## [Input]
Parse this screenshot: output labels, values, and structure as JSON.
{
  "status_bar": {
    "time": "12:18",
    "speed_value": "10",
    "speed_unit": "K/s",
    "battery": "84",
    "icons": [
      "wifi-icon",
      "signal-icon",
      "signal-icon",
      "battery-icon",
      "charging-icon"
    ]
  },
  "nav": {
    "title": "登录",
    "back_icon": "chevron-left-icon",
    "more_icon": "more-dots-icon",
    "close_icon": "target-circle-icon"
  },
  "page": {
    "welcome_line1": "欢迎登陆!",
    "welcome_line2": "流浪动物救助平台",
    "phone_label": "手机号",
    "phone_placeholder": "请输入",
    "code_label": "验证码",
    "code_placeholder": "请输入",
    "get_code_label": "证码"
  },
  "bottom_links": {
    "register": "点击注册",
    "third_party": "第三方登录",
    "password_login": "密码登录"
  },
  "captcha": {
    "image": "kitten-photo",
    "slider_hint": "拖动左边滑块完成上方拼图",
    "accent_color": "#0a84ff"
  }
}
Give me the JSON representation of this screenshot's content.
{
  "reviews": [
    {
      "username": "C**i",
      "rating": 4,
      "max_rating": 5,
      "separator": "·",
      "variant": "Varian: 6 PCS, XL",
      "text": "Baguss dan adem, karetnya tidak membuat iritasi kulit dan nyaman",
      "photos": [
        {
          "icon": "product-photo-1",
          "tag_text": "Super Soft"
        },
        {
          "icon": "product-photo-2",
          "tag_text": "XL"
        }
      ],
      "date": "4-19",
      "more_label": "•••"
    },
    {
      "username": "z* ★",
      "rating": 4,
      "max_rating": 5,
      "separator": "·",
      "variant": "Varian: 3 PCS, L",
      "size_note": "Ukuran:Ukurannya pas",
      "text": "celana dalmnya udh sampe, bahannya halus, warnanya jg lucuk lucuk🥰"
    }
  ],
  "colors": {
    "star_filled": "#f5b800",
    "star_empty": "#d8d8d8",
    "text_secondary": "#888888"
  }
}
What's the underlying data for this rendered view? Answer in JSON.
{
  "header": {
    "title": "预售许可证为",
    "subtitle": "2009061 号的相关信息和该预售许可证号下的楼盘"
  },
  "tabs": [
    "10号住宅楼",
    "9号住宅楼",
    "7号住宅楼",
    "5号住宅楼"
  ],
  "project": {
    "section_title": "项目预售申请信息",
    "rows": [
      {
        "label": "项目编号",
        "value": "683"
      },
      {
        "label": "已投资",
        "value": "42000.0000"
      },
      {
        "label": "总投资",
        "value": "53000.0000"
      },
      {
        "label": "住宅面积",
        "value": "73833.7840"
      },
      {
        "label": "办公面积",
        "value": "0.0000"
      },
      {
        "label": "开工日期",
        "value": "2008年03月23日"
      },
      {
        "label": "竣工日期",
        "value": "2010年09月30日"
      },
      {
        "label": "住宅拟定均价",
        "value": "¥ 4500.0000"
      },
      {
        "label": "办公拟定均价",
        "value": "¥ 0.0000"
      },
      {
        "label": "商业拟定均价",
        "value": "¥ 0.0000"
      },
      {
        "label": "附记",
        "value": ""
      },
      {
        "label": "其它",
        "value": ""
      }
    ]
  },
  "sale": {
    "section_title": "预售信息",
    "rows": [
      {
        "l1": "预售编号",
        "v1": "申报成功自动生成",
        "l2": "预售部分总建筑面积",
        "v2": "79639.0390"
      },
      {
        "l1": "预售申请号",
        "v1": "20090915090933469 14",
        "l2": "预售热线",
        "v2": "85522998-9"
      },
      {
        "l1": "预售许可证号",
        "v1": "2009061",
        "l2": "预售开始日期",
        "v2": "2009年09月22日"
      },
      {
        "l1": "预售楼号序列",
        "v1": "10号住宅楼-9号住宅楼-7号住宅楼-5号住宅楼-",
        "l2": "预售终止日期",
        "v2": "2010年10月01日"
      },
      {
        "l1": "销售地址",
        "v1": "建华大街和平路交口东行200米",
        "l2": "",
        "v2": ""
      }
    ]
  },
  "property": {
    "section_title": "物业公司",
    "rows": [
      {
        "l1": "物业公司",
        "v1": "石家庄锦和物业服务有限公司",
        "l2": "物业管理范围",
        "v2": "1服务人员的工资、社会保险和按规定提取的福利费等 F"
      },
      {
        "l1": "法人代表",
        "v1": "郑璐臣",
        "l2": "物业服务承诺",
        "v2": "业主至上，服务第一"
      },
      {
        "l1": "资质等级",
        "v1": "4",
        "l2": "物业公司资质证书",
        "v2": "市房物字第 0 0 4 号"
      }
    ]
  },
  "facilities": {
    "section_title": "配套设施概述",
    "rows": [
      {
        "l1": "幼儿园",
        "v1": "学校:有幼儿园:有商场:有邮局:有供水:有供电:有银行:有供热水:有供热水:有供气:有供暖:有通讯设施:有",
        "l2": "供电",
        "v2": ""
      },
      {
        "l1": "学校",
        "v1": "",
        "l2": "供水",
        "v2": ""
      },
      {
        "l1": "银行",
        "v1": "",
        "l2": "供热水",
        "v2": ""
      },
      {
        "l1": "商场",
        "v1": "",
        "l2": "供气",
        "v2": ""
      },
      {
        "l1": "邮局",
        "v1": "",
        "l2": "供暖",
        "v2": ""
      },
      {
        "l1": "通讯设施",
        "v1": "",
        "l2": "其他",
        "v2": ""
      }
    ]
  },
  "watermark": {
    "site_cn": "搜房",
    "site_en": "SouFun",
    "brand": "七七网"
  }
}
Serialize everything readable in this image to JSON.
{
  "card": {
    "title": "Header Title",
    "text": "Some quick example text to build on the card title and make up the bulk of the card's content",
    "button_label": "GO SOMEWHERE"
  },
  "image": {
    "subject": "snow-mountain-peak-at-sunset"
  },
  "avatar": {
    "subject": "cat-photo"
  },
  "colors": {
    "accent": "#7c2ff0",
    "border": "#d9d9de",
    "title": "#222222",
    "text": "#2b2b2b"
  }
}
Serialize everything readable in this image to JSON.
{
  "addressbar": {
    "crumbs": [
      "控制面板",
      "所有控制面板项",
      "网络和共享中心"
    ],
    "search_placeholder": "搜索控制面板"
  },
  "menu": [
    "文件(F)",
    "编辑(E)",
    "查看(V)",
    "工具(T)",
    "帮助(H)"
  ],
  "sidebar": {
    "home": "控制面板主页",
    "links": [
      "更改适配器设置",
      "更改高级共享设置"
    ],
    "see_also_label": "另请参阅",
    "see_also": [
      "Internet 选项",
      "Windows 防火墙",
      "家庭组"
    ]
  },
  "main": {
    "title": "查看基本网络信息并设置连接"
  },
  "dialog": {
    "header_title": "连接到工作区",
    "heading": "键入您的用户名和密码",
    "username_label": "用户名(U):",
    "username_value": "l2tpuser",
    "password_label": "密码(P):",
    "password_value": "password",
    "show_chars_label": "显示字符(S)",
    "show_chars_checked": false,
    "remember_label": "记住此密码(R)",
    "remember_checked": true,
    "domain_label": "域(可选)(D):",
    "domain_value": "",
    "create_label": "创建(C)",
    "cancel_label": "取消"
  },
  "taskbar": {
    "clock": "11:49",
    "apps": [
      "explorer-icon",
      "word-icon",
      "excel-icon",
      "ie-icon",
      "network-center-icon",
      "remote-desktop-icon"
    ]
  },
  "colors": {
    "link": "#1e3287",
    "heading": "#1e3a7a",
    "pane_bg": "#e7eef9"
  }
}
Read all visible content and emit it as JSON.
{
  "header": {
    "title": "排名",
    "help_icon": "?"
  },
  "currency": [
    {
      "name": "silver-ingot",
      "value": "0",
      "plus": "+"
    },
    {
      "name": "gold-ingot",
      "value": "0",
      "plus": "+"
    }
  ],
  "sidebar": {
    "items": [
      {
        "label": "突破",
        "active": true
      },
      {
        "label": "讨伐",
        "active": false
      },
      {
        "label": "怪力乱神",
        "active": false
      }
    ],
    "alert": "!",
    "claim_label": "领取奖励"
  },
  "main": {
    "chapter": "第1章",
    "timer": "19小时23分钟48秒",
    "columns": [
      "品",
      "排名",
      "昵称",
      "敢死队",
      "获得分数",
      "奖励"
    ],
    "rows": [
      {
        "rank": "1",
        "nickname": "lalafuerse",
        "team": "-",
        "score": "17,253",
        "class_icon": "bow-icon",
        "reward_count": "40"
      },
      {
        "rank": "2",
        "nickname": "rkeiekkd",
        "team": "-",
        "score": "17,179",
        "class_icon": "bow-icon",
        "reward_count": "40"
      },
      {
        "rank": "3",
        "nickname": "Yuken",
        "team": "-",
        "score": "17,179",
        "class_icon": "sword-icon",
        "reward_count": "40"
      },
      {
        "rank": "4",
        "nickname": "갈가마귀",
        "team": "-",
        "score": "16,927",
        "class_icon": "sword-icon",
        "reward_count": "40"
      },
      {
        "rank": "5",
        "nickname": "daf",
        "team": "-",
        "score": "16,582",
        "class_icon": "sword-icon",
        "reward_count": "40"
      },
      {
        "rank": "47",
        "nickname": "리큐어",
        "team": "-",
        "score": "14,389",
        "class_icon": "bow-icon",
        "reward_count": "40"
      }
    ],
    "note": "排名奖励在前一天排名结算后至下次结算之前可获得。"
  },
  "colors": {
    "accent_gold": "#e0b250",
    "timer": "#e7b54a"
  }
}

## [Do this]
Which lines include "screenshot"? Copy each of them out.

## [Exercise output]
Parse this screenshot: output labels, values, and structure as JSON.
Give me the JSON representation of this screenshot's content.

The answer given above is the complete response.